**Goal of the exercise:** Lines containing the string "colonne" are to be counted; report only how many there are.

+++ Information given +++

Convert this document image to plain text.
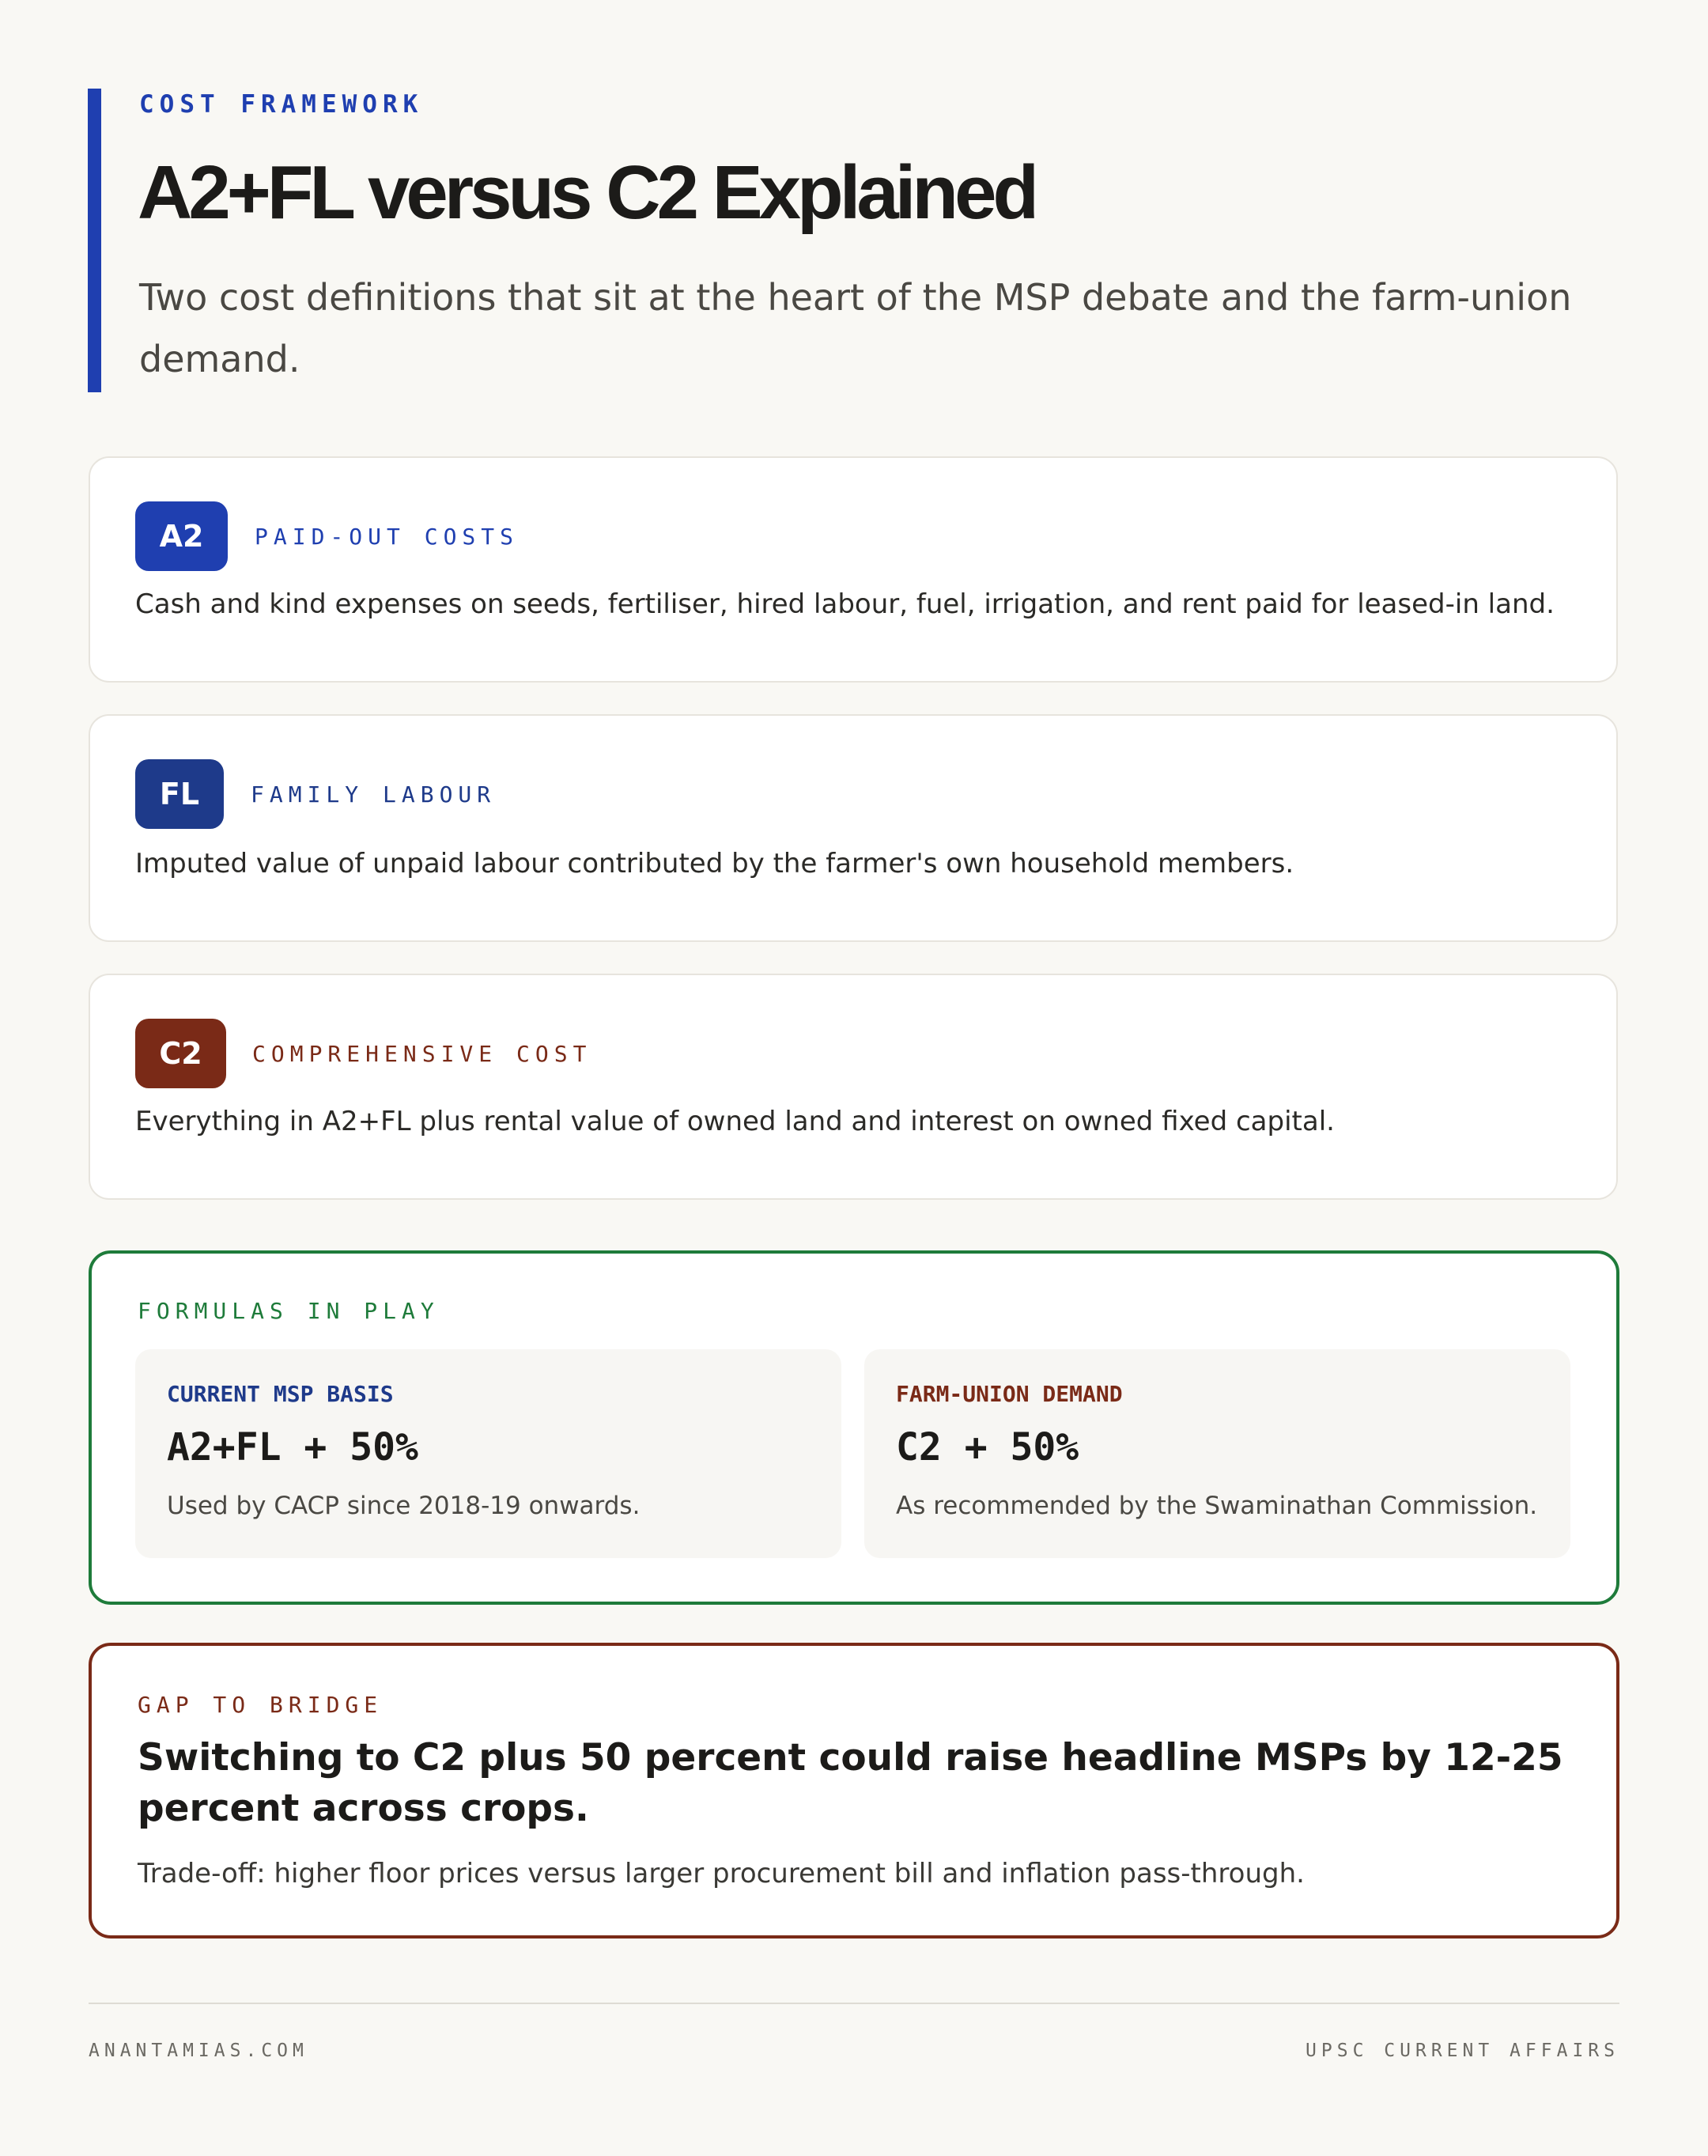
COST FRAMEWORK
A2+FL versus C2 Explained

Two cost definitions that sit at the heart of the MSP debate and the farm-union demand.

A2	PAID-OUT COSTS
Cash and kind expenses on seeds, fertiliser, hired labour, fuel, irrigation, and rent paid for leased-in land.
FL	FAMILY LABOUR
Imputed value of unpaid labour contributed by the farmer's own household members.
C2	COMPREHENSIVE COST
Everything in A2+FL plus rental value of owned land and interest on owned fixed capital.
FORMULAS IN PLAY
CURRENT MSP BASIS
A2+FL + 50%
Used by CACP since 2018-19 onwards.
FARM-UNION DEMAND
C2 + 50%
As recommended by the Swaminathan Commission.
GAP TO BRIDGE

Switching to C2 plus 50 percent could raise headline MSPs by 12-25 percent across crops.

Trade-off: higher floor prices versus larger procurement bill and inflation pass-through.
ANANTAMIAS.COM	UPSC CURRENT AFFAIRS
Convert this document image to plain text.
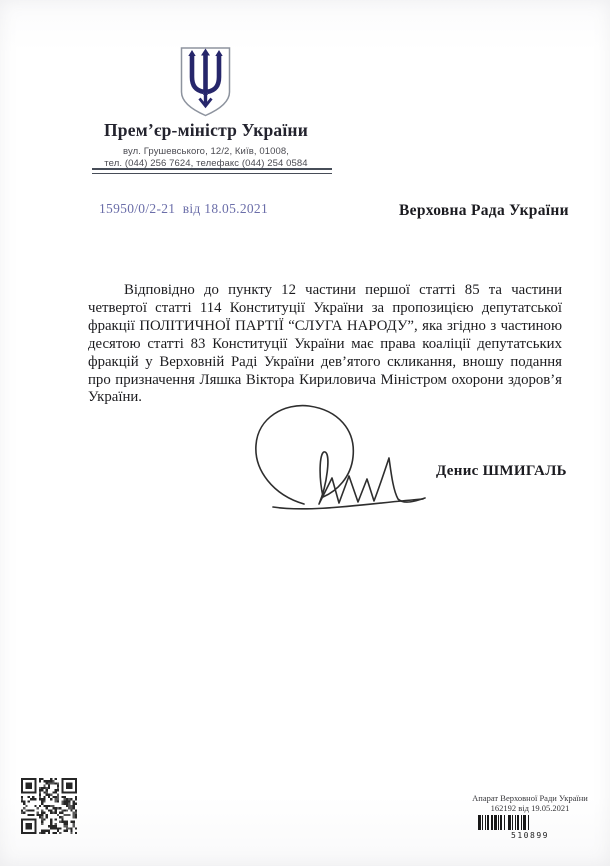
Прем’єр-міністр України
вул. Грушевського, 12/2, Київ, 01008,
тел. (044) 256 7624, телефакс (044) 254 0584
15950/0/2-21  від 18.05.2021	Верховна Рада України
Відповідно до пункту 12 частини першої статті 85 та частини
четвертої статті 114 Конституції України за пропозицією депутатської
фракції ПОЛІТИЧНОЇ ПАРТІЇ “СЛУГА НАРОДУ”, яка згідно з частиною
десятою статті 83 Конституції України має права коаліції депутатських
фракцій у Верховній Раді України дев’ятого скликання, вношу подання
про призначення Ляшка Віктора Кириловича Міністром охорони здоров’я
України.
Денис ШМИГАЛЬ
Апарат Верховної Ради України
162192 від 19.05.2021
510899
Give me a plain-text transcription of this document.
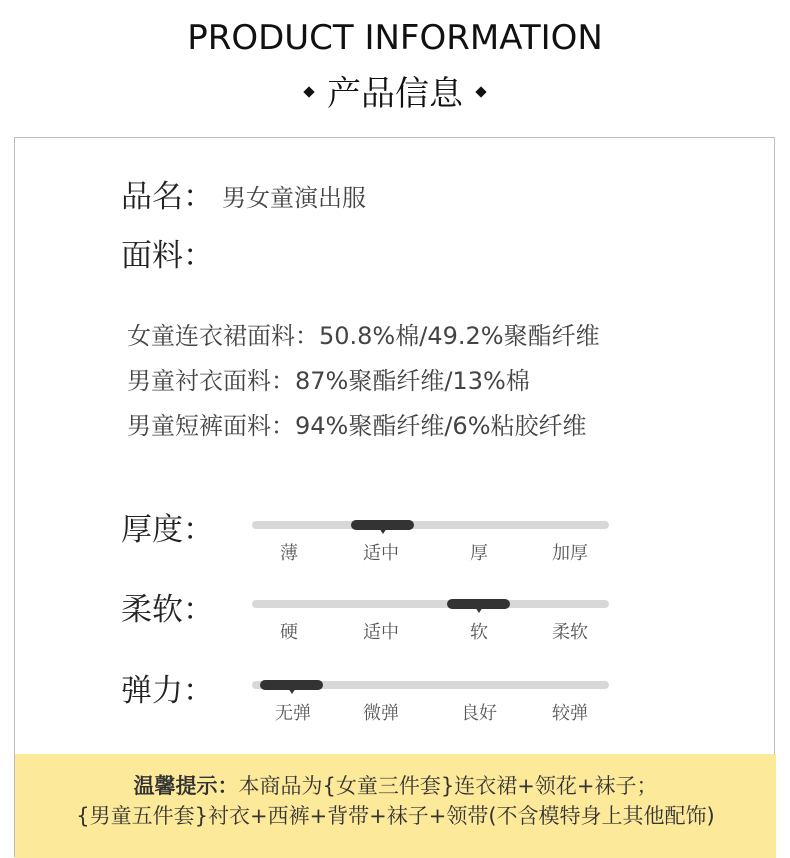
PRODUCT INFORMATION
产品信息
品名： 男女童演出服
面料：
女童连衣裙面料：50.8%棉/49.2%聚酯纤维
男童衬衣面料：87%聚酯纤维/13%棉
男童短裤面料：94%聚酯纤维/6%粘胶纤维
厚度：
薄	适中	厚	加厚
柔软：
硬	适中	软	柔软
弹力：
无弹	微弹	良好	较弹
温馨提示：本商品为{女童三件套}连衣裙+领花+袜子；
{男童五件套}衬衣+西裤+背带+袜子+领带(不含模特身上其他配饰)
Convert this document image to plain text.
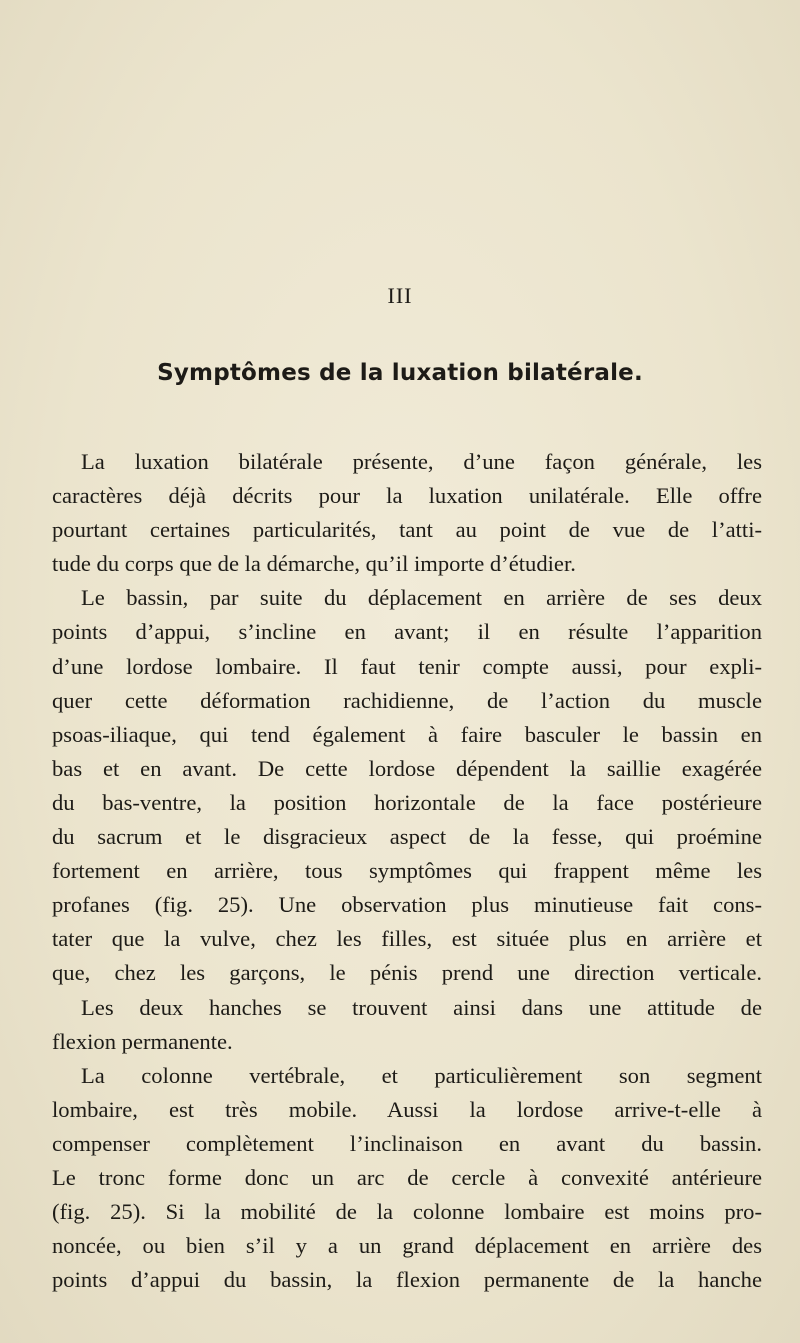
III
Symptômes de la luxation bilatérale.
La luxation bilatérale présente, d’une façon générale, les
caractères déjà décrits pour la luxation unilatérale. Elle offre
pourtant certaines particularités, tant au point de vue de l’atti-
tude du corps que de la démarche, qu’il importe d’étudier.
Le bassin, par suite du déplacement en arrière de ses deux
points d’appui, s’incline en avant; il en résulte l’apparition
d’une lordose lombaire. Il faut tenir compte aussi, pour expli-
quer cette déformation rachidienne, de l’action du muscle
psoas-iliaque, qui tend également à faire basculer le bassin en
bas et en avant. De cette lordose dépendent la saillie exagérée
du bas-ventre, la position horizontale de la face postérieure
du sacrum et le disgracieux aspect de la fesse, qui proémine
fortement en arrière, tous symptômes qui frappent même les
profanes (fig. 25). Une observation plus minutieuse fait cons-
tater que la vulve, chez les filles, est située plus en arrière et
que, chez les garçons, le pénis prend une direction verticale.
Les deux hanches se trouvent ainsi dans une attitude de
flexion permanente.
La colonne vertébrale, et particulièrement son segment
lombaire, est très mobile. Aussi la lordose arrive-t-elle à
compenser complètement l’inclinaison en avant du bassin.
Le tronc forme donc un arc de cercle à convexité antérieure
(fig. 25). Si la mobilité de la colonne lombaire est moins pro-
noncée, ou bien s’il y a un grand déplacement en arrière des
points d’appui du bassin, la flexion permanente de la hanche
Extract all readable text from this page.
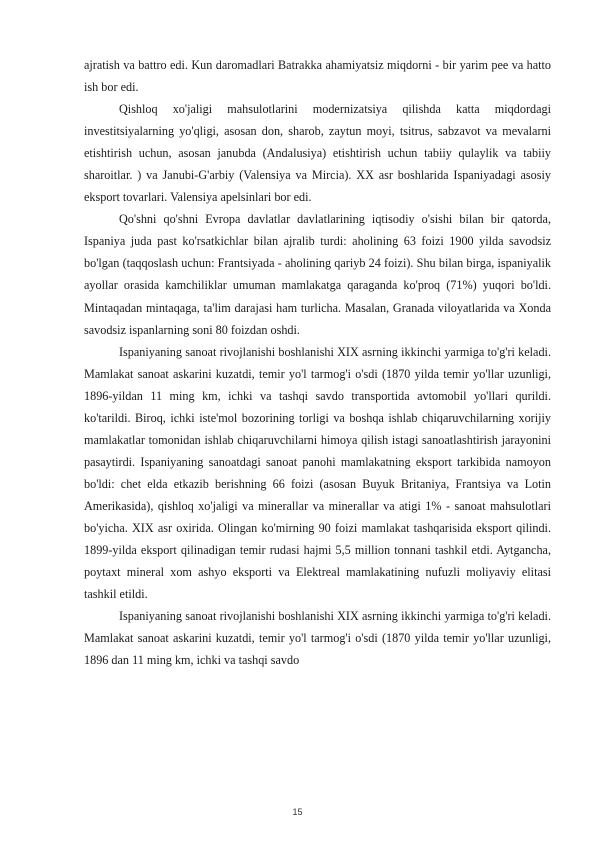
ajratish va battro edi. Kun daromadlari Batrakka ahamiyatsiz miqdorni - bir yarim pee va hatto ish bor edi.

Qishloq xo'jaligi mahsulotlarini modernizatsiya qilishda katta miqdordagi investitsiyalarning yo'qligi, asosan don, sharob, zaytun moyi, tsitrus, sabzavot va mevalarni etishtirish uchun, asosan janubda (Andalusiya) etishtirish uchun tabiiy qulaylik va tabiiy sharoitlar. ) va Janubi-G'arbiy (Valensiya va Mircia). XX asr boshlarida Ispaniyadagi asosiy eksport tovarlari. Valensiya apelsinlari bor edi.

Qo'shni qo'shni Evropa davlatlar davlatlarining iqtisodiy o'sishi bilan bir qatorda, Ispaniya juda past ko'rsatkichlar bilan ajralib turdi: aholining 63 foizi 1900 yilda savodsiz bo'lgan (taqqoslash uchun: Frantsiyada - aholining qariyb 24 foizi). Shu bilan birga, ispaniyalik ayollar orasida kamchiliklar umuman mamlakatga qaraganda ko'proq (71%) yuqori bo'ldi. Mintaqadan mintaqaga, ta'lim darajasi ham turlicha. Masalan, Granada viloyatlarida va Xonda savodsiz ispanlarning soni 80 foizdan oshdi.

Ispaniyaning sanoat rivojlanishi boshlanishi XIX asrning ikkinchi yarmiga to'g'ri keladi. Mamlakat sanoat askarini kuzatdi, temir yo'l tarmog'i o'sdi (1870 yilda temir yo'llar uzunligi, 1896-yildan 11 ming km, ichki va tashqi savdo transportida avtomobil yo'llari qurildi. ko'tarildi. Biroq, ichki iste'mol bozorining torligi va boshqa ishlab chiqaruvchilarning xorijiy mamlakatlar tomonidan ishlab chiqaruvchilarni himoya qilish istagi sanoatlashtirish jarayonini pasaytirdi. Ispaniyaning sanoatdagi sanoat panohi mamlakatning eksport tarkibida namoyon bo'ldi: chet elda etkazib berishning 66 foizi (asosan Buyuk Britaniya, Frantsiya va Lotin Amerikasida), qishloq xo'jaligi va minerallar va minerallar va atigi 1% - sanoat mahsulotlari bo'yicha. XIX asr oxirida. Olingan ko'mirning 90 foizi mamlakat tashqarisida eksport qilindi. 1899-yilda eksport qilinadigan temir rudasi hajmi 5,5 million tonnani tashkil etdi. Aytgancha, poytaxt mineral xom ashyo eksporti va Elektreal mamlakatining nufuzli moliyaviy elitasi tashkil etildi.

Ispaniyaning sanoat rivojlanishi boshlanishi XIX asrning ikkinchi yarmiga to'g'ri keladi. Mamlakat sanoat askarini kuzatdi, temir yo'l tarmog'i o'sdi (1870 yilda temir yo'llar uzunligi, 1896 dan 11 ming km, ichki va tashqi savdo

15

+++

**Task solution:** 2